[BEGIN Task inputs]
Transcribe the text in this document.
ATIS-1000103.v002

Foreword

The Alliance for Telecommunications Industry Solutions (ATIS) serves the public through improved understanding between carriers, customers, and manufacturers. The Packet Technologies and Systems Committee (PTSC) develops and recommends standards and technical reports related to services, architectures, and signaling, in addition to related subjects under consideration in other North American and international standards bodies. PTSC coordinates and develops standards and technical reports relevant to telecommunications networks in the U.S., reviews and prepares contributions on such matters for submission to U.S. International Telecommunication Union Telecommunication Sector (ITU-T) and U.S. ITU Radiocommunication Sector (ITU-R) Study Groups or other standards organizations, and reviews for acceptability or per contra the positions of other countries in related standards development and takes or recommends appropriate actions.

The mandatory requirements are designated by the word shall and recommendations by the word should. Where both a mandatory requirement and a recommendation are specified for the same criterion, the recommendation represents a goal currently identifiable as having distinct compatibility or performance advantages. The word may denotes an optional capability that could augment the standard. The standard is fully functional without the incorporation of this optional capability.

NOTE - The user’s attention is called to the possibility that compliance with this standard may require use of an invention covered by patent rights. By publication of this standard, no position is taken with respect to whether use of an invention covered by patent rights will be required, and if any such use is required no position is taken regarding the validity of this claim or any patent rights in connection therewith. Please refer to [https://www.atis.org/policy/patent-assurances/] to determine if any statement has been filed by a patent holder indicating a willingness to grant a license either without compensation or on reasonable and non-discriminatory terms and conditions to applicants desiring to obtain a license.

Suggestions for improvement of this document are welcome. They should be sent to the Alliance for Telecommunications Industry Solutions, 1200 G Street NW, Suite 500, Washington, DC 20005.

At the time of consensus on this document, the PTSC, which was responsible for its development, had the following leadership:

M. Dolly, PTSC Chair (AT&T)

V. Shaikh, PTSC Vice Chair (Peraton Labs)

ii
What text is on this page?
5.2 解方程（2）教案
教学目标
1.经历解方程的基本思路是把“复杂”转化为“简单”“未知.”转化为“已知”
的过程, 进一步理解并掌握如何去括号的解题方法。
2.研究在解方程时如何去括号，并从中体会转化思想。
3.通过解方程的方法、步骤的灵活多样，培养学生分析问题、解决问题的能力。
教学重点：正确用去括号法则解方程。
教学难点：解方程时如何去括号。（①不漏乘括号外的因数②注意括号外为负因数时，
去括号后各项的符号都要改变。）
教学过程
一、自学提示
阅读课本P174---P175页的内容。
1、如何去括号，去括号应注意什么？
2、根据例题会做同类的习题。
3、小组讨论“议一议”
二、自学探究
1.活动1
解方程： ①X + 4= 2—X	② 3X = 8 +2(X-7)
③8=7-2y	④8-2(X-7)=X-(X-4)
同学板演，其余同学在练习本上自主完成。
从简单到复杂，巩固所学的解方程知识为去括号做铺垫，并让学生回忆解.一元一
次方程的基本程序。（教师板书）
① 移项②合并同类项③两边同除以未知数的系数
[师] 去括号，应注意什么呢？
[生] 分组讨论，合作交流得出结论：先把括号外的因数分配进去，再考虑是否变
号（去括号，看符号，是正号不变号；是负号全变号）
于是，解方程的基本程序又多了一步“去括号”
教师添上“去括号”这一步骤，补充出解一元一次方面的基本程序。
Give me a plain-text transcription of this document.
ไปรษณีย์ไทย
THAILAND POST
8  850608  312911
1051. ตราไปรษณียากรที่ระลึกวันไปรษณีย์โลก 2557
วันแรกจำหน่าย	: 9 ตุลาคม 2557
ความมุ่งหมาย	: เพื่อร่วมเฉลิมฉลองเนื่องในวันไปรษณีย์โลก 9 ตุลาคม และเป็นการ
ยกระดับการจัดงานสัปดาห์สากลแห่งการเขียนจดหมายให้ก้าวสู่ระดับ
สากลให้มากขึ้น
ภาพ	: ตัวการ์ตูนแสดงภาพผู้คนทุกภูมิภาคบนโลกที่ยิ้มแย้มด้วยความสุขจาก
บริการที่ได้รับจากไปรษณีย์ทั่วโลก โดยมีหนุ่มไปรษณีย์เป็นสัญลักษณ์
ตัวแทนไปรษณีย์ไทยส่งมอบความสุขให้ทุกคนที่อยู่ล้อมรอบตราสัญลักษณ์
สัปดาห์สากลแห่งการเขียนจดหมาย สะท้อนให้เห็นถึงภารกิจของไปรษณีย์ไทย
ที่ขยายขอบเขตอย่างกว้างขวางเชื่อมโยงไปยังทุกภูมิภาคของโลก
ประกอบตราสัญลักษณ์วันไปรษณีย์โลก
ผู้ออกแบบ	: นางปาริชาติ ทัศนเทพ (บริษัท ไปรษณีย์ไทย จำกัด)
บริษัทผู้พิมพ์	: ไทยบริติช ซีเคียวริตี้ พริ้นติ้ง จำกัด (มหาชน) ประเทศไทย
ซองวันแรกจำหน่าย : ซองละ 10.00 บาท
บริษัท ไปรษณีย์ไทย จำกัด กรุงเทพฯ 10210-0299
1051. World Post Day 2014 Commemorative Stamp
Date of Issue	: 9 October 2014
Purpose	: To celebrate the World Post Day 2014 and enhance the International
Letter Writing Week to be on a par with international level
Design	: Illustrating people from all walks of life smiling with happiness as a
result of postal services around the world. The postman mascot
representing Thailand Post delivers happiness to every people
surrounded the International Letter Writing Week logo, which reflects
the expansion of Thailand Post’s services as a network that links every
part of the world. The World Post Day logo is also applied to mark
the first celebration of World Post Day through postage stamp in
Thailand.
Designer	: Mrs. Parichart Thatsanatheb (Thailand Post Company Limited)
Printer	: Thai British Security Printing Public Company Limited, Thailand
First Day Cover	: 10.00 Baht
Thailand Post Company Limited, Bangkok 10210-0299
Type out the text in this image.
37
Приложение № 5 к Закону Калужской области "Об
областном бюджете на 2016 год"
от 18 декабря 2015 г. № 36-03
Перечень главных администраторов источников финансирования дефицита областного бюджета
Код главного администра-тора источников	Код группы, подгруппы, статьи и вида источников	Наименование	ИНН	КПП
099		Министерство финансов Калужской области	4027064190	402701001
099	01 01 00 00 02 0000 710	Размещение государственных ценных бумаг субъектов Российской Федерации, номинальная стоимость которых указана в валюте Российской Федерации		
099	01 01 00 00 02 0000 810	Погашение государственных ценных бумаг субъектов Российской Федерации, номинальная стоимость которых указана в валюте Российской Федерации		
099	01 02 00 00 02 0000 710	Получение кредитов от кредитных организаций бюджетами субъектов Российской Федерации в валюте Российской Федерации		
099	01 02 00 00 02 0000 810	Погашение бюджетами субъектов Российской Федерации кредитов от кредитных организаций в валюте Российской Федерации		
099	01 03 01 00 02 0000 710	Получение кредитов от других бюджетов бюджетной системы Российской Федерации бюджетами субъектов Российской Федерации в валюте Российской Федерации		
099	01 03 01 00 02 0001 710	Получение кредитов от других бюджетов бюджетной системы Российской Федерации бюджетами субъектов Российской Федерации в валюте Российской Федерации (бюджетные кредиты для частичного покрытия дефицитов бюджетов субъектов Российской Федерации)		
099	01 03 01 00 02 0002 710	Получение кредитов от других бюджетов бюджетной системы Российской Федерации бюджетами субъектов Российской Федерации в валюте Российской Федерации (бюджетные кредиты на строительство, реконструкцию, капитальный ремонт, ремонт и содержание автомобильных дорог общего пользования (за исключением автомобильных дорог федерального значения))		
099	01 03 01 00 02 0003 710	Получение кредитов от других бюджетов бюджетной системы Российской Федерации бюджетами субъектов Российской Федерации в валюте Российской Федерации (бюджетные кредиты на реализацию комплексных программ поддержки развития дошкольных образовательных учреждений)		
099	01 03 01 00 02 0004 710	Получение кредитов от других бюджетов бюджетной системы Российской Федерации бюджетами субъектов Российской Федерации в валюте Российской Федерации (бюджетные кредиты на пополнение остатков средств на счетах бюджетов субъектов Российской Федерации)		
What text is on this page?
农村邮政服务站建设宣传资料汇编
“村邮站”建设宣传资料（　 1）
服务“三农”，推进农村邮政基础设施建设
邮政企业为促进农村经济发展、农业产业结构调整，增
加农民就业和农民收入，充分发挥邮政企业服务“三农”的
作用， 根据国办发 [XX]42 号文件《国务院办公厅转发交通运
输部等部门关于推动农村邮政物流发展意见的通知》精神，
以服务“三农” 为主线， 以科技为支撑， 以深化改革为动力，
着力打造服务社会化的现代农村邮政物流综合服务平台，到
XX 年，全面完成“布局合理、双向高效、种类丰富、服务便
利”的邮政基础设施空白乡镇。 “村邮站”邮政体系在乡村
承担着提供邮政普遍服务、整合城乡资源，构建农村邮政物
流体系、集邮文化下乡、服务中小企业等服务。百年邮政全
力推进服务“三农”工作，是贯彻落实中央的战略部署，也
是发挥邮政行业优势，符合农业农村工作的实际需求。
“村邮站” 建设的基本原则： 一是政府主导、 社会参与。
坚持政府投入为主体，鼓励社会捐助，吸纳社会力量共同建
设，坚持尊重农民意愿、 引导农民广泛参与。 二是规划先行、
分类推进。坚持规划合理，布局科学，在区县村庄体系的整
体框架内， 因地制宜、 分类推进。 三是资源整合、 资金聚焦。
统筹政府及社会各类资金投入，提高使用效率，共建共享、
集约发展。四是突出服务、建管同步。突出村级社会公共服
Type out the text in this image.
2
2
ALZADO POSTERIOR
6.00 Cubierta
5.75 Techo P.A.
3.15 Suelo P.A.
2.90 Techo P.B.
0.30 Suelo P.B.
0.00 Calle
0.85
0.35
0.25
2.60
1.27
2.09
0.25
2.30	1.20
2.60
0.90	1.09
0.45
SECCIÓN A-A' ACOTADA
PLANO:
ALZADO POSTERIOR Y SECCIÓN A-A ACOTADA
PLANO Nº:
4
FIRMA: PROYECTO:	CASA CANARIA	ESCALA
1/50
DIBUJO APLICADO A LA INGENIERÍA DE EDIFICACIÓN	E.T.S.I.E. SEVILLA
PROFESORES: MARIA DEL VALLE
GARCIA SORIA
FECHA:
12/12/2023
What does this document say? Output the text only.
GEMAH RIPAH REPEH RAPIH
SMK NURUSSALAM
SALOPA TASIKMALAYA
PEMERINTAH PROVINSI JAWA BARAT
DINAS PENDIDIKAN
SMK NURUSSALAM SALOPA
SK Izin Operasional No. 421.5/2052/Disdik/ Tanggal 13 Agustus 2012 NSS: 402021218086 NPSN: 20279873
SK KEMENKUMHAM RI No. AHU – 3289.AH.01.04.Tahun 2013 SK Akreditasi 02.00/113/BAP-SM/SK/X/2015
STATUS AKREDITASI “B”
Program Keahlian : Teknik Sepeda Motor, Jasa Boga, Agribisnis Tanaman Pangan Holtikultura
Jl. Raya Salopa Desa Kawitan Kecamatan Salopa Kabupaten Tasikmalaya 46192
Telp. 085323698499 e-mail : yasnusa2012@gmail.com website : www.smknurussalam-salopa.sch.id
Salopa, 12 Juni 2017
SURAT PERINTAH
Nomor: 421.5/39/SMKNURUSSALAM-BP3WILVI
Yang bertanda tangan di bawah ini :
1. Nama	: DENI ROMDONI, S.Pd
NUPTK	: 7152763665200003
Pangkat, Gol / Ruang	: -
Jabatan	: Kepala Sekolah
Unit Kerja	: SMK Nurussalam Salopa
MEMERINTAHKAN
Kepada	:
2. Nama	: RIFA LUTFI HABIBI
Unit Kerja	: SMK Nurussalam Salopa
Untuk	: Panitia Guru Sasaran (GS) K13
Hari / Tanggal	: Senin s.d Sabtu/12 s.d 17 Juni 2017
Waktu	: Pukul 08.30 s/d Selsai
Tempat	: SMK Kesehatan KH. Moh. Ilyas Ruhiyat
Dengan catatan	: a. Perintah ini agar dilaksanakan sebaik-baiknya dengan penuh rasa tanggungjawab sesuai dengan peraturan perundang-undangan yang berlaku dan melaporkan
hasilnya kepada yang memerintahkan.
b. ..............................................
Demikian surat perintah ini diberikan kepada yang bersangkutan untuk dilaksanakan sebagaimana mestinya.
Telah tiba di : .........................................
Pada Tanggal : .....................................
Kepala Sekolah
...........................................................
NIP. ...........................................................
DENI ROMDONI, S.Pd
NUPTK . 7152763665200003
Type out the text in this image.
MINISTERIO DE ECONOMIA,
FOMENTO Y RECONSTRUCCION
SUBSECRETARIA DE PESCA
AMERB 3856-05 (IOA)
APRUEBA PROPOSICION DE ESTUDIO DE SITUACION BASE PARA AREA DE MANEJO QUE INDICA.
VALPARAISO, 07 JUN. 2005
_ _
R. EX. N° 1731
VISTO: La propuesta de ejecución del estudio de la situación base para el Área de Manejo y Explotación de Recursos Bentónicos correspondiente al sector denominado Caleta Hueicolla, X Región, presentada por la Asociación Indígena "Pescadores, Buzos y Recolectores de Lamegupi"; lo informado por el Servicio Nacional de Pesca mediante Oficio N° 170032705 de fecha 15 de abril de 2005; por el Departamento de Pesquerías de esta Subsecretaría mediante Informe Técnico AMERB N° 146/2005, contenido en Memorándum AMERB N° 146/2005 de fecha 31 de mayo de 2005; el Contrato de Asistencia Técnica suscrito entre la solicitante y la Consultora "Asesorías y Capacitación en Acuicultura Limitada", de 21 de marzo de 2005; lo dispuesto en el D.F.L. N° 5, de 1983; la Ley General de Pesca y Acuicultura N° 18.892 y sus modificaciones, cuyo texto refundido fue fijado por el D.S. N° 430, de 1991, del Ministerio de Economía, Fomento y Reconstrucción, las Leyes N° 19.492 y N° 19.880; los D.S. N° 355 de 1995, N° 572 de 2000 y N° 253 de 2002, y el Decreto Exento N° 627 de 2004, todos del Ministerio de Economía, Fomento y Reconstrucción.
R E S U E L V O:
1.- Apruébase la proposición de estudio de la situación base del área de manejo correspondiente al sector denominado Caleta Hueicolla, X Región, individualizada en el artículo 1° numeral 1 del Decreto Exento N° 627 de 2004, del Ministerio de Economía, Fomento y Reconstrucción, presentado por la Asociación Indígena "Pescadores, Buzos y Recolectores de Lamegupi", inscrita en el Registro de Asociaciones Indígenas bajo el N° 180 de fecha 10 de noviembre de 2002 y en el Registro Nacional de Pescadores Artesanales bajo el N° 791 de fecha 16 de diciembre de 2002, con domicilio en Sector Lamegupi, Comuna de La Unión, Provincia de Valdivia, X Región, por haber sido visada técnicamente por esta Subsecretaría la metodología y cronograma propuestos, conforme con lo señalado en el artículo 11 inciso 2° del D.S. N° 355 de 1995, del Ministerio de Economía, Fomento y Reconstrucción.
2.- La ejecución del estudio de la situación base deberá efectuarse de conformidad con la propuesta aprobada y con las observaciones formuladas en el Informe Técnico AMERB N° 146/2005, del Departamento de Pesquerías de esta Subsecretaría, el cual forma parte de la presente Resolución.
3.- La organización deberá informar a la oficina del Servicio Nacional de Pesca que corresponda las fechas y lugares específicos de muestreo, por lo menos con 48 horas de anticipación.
[END Task inputs]
Copy each line in the data that holds the word "POSTERIOR".

ALZADO POSTERIOR
ALZADO POSTERIOR Y SECCIÓN A-A ACOTADA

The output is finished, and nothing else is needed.